## Problem statement
Every line that contains the word "uniquement" should be copied out.

---------- Data to use

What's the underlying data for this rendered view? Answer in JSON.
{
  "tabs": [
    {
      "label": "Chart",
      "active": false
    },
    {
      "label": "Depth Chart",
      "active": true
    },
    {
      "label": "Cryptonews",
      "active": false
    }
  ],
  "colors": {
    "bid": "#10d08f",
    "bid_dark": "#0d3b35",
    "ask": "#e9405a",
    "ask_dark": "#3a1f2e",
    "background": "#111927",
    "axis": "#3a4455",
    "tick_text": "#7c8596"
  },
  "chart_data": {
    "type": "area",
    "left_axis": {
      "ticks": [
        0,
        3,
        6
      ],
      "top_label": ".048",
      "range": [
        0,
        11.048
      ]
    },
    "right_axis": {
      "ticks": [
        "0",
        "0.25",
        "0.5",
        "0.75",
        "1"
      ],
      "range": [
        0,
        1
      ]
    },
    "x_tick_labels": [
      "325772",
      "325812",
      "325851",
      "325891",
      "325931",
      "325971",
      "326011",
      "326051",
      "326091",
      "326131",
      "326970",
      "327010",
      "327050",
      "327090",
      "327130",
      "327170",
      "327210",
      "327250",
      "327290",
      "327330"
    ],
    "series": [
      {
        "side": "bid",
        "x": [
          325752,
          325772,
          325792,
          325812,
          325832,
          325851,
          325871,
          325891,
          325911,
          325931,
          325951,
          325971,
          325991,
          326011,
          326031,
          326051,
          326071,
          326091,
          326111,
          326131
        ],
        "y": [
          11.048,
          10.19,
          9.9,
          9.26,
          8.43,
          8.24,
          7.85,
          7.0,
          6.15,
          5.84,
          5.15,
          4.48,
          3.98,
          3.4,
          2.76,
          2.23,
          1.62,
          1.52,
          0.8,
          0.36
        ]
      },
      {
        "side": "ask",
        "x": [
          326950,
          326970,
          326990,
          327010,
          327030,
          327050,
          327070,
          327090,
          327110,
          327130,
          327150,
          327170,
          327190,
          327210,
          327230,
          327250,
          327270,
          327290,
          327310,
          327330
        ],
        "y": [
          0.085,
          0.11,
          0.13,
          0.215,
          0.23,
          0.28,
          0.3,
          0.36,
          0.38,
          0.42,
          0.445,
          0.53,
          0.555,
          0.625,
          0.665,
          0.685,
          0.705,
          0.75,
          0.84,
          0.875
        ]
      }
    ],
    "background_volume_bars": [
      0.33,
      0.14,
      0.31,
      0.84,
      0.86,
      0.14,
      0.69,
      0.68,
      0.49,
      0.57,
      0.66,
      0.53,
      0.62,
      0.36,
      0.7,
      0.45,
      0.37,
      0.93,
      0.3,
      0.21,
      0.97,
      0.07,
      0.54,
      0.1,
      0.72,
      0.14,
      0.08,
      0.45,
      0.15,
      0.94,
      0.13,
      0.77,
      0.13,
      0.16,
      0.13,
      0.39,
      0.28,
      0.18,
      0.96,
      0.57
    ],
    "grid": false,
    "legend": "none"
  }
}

--------------------
---------- Data to use

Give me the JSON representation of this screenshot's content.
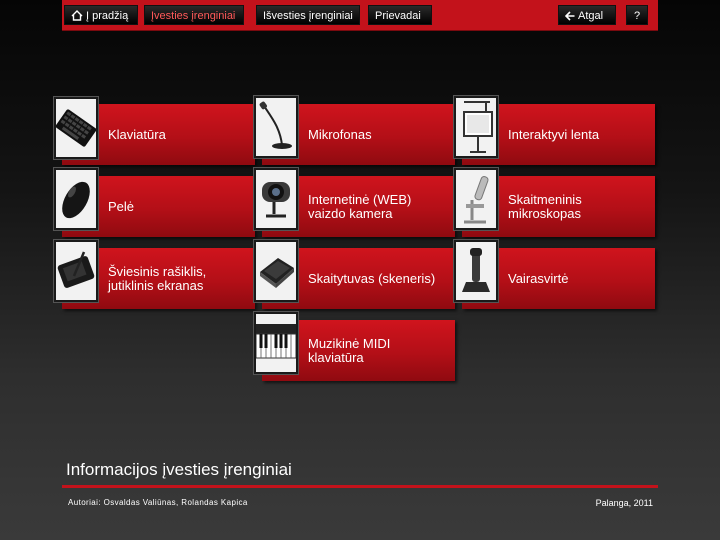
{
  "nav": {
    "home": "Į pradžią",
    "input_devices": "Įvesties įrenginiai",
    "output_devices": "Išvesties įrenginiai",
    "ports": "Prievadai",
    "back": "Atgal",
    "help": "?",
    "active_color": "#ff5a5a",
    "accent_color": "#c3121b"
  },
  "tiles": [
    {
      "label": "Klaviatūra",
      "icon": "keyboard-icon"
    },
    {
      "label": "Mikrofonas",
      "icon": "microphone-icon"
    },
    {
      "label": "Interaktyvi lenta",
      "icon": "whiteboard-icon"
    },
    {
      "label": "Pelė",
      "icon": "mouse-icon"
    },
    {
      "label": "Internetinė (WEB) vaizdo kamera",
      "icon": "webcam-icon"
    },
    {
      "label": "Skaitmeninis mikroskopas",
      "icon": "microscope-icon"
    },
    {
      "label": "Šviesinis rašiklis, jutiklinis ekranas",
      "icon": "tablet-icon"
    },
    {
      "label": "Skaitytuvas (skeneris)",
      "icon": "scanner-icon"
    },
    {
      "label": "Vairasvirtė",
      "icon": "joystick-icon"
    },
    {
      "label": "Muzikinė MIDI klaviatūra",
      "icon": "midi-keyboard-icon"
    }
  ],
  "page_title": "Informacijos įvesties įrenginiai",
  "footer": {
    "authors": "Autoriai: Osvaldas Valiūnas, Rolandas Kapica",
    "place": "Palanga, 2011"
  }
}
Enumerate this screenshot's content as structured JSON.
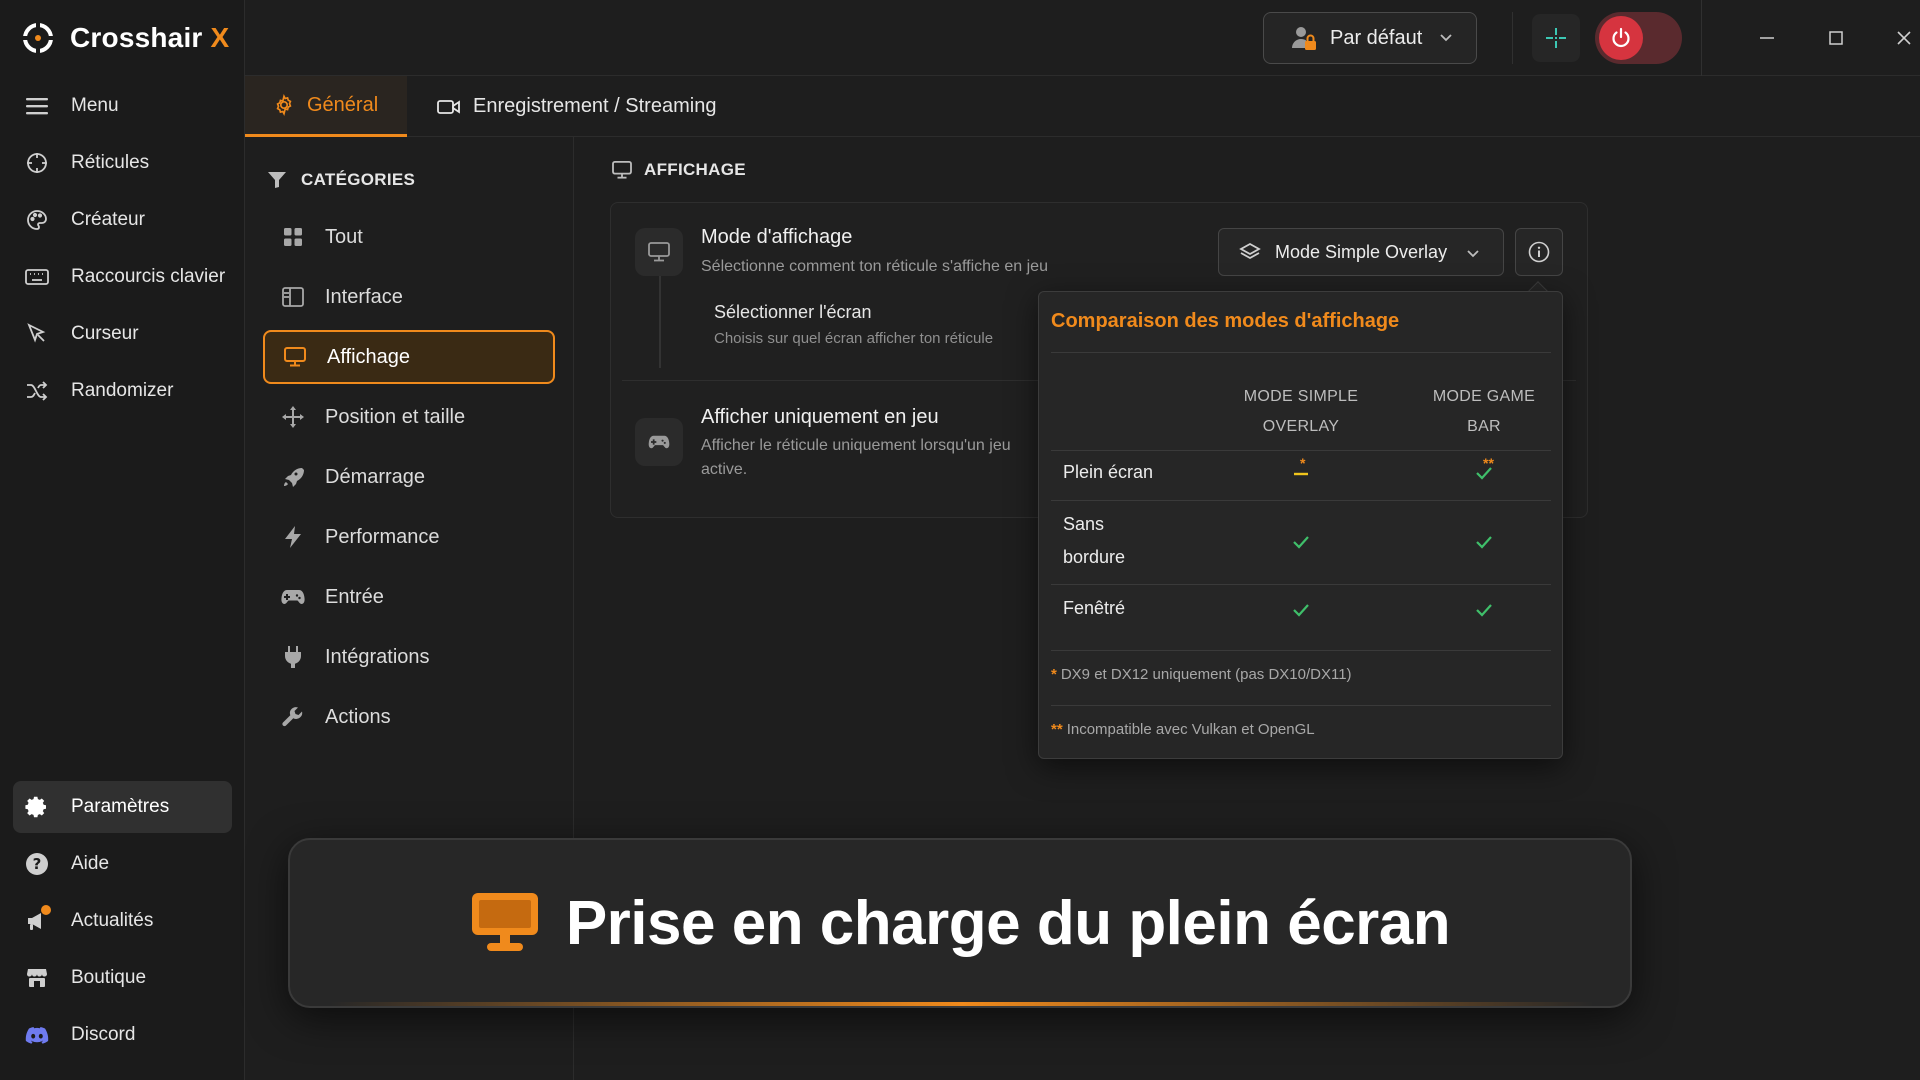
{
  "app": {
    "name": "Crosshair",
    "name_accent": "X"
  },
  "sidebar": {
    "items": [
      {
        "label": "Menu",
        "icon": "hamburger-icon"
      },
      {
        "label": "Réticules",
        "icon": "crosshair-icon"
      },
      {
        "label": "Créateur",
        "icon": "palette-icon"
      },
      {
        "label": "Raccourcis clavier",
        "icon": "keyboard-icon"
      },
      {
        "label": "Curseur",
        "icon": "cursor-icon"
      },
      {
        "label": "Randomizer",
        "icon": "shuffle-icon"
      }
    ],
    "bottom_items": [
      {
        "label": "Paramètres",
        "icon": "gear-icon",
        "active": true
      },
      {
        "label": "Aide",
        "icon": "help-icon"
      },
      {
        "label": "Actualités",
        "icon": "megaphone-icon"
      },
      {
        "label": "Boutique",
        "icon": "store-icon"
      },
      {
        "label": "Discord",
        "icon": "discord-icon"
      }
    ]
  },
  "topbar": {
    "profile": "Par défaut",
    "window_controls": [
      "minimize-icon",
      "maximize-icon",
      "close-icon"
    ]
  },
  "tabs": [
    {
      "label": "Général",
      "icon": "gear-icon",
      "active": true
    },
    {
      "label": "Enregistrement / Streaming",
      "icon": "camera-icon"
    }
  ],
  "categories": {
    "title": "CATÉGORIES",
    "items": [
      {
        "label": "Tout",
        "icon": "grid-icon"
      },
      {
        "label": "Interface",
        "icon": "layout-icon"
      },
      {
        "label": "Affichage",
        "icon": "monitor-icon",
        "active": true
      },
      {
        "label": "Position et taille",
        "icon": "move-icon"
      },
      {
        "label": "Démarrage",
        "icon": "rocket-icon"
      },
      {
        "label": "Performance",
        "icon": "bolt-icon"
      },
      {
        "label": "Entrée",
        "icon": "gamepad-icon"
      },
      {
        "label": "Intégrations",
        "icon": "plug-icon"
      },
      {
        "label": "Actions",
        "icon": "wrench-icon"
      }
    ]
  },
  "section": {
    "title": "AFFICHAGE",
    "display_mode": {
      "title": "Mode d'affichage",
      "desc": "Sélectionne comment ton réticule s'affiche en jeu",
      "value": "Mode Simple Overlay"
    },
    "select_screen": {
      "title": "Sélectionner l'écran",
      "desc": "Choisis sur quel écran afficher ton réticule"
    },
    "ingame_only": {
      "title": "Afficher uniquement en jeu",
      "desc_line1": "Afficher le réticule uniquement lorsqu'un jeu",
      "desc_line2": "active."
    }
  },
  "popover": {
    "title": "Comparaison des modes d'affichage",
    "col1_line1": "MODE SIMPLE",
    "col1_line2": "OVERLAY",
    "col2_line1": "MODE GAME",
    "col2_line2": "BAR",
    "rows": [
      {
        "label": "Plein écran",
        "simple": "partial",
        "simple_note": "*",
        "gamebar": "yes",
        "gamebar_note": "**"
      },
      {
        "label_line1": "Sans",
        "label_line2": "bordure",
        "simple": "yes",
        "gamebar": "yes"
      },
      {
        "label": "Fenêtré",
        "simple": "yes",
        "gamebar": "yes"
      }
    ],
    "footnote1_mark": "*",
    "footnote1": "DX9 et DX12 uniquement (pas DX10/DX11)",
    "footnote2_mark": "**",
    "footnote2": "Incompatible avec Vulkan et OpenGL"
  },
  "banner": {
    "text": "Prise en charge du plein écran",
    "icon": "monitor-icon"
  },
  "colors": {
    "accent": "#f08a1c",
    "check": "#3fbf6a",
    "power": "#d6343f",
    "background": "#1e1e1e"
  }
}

--------------------

## Complete response
      "title": "Afficher uniquement en jeu",
      "desc_line1": "Afficher le réticule uniquement lorsqu'un jeu",
    "footnote1": "DX9 et DX12 uniquement (pas DX10/DX11)",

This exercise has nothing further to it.